◆ Extrait fourni ◆

□ □ □ □

M. le Président, le député de Saguenay, je le
trouve très sympathique. C'est un bonhomme extrêmement sympathique
à condition, bien sûr, qu'on ne lui parle pas de choses sur
lesquelles il s'engage, parce qu'on ne sait jamais où on va le retrouver
d'une journée à l'autre. Une journée, c'est blanc et
l'autre journée, c'est noir, selon que cela fait son affaire. Je disais
au début de mes remarques, M. le Président, que le gouvernement
est usé et fatigué. Il y a une rumeur que je n'accrédite
pas qui veut que le ministre actuel des Affaires municipales, lui aussi un bon
garçon... Il y en a beaucoup de bons garçons et, d'abord, le
meilleur garçon de tous, c'est le premier ministre qui n'est pas ici ce
soir. Si le maire de Baie-Comeau allait lui parler demain matin et lui dire:
Savez-vous ce qui se passe? Il dirait: Oui? Ils sont en train de forcer cela.

□ □ □ □

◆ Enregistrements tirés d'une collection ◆

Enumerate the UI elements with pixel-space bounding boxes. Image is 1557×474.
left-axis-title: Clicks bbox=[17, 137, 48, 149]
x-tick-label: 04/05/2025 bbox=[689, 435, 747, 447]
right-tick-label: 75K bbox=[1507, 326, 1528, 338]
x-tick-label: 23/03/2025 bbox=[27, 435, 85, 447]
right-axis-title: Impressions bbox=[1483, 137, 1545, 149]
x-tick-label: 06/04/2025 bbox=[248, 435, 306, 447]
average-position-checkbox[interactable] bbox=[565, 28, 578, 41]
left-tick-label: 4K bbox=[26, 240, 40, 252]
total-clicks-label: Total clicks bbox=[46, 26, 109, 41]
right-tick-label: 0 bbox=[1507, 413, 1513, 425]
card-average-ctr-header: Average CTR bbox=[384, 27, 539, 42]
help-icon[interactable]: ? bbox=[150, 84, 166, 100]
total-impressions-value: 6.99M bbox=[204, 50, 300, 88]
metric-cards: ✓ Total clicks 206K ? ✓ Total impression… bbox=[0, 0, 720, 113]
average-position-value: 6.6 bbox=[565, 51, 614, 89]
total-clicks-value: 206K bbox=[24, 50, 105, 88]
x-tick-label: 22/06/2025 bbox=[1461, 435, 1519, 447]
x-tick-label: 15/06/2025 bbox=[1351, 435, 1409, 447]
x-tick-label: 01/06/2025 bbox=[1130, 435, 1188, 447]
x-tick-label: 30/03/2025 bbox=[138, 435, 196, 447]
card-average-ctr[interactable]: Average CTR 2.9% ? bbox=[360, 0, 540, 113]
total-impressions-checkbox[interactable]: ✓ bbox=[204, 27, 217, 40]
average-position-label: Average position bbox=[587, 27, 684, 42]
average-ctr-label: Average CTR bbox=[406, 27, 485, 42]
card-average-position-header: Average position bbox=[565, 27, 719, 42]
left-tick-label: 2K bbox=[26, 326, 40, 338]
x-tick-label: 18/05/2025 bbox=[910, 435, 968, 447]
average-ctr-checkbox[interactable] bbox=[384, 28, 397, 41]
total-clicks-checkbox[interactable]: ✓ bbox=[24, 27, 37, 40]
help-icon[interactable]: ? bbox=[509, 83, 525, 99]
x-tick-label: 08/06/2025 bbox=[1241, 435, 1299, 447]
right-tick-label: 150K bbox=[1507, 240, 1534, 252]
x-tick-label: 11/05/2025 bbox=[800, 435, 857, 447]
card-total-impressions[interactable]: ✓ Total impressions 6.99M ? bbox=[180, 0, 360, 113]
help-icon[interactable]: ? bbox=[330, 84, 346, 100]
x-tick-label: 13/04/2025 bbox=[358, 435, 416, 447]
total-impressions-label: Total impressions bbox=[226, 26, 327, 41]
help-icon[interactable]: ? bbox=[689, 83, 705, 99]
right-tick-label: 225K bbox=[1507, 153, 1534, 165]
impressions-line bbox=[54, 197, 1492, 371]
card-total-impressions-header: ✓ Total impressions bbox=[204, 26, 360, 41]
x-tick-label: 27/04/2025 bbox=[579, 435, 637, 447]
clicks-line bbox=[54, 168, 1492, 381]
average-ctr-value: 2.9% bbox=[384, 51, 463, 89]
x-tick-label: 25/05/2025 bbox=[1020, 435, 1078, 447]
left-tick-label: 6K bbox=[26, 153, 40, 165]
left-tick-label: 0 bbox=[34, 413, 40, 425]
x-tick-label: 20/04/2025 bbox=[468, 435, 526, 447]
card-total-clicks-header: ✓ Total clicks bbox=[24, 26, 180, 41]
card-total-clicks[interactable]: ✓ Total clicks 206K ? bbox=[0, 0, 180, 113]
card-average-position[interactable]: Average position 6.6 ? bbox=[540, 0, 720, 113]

□ □ □ □

◆ Tâches à réaliser ◆
(1) D'après l'extrait, qui n'est pas présent ce soir ?
(2) Indiquez, s'il vous plaît, si chacune de ces affirmations concorde avec l'extrait, en répondant par oui ou par non et en citant les mots décisifs : (a) L'orateur accorde du crédit à une rumeur concernant le ministre des Affaires municipales. (b) L'orateur trouve le député de Saguenay très sympathique. (c) L'orateur affirme que le gouvernement est usé et fatigué.
(3) Recopiez le passage de l'extrait compris entre «M. le Président, le» et «de forcer cela.», inclus, en substituant «Sept-Îles» à «Baie-Comeau».
Appuyez-vous uniquement sur l'extrait.

◆ Réponses aux tâches ◆
(1) Le premier ministre.

(2)
(a) Non : « une rumeur que je n'accrédite pas ».
(b) Oui : « je le trouve très sympathique ».
(c) Oui : « le gouvernement est usé et fatigué ».

(3)
M. le Président, le député de Saguenay, je le
trouve très sympathique. C'est un bonhomme extrêmement sympathique
à condition, bien sûr, qu'on ne lui parle pas de choses sur
lesquelles il s'engage, parce qu'on ne sait jamais où on va le retrouver
d'une journée à l'autre. Une journée, c'est blanc et
l'autre journée, c'est noir, selon que cela fait son affaire. Je disais
au début de mes remarques, M. le Président, que le gouvernement
est usé et fatigué. Il y a une rumeur que je n'accrédite
pas qui veut que le ministre actuel des Affaires municipales, lui aussi un bon
garçon... Il y en a beaucoup de bons garçons et, d'abord, le
meilleur garçon de tous, c'est le premier ministre qui n'est pas ici ce
soir. Si le maire de Sept-Îles allait lui parler demain matin et lui dire:
Savez-vous ce qui se passe? Il dirait: Oui? Ils sont en train de forcer cela.